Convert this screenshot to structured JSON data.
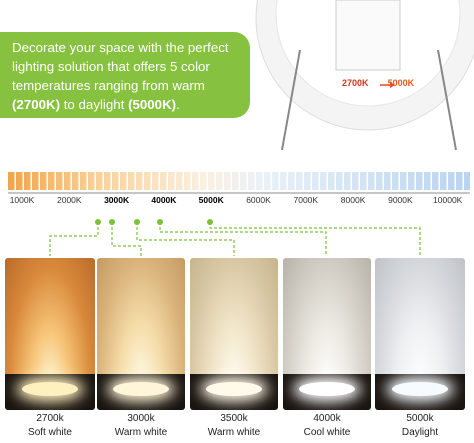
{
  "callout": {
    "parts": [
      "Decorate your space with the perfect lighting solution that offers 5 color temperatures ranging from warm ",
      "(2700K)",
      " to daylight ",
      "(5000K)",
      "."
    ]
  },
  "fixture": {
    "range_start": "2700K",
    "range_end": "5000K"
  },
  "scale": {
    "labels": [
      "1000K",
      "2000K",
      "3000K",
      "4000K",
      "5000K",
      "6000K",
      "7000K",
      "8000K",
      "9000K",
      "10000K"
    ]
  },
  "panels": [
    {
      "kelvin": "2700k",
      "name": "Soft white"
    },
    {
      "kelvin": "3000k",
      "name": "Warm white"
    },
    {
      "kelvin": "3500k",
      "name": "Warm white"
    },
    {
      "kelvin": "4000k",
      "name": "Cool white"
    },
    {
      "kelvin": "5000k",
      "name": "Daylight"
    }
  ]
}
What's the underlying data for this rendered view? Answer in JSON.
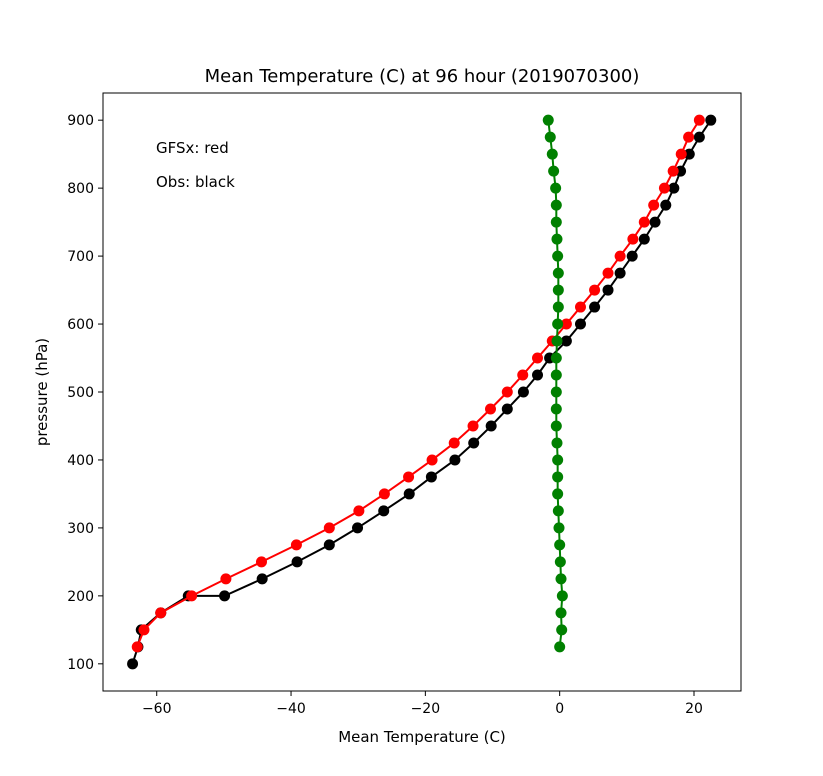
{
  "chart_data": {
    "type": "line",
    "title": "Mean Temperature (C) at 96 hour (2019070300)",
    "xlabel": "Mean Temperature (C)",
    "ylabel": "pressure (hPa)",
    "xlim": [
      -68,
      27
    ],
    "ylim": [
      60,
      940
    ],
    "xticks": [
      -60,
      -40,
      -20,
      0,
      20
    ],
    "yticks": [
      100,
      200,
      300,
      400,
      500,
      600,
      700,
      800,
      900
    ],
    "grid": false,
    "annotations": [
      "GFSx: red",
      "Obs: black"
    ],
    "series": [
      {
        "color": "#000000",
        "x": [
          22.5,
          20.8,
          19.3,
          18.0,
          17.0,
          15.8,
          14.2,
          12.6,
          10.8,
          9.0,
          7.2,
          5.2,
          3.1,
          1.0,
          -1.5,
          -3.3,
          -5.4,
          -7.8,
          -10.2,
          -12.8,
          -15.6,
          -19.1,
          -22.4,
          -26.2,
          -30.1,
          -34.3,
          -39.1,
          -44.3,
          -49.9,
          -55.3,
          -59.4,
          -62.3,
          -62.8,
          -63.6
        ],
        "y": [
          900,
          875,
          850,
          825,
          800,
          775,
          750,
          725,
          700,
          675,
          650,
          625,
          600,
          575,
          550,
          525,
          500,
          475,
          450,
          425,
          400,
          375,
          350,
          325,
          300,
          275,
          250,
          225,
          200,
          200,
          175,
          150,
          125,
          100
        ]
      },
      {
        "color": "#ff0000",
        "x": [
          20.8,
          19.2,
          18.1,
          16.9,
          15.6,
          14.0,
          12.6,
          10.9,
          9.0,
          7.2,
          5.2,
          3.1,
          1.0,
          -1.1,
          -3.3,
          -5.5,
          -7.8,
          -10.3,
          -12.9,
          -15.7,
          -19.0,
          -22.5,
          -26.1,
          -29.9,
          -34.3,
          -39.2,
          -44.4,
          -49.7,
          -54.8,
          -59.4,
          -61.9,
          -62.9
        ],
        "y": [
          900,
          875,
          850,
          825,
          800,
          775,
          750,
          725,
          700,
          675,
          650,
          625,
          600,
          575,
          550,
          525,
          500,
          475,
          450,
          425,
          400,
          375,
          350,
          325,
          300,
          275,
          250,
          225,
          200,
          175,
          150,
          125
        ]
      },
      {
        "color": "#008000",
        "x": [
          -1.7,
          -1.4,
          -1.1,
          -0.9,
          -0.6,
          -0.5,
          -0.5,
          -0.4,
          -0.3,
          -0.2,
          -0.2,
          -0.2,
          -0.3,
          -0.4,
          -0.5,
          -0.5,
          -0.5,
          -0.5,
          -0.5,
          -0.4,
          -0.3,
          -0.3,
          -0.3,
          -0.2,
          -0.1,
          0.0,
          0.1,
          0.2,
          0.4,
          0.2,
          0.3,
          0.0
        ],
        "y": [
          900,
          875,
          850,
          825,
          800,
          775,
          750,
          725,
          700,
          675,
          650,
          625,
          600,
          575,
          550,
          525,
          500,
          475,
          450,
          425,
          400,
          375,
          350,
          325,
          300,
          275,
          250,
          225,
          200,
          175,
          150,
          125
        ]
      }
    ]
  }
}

● ● ● ● ●

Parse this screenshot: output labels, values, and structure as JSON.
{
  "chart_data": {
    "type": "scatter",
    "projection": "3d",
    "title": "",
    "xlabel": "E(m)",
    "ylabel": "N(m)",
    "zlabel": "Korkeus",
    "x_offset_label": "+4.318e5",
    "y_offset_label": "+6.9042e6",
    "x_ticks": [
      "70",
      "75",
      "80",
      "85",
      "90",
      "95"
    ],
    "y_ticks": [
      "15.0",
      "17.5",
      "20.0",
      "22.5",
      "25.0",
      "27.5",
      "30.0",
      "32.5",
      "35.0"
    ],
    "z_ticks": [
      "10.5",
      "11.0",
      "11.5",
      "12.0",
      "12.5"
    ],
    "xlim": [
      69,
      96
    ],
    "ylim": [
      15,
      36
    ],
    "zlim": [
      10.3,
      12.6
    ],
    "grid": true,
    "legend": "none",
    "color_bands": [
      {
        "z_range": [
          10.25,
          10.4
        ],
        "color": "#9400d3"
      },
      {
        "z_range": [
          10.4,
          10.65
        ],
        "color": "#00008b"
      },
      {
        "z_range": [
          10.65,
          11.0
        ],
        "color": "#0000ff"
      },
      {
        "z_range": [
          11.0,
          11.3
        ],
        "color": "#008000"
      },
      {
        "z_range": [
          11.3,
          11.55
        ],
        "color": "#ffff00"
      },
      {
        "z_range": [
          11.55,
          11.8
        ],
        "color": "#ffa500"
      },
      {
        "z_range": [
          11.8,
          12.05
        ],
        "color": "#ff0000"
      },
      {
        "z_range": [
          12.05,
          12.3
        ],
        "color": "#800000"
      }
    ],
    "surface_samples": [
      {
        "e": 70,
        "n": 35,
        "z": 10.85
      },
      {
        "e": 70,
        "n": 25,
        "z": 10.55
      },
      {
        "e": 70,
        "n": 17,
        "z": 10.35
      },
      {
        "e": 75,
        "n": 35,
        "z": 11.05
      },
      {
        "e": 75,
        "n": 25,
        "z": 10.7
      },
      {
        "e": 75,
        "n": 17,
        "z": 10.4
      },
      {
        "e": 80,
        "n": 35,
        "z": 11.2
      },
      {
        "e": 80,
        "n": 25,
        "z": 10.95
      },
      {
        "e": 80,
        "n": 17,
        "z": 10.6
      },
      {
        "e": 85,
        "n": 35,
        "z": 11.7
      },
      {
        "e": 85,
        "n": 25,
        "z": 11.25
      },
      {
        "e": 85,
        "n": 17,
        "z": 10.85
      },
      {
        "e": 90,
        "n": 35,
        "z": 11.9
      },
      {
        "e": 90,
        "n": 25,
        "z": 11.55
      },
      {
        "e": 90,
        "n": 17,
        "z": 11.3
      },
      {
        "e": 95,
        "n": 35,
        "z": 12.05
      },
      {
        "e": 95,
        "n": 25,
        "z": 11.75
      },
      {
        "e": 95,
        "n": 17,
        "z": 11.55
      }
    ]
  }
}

● ● ● ● ●

— Given request —
Gather up the lines containing the word "kelvin" from these records and copy them.

— Reply —
      "kelvin": "2700k",
      "kelvin": "3000k",
      "kelvin": "3500k",
      "kelvin": "4000k",
      "kelvin": "5000k",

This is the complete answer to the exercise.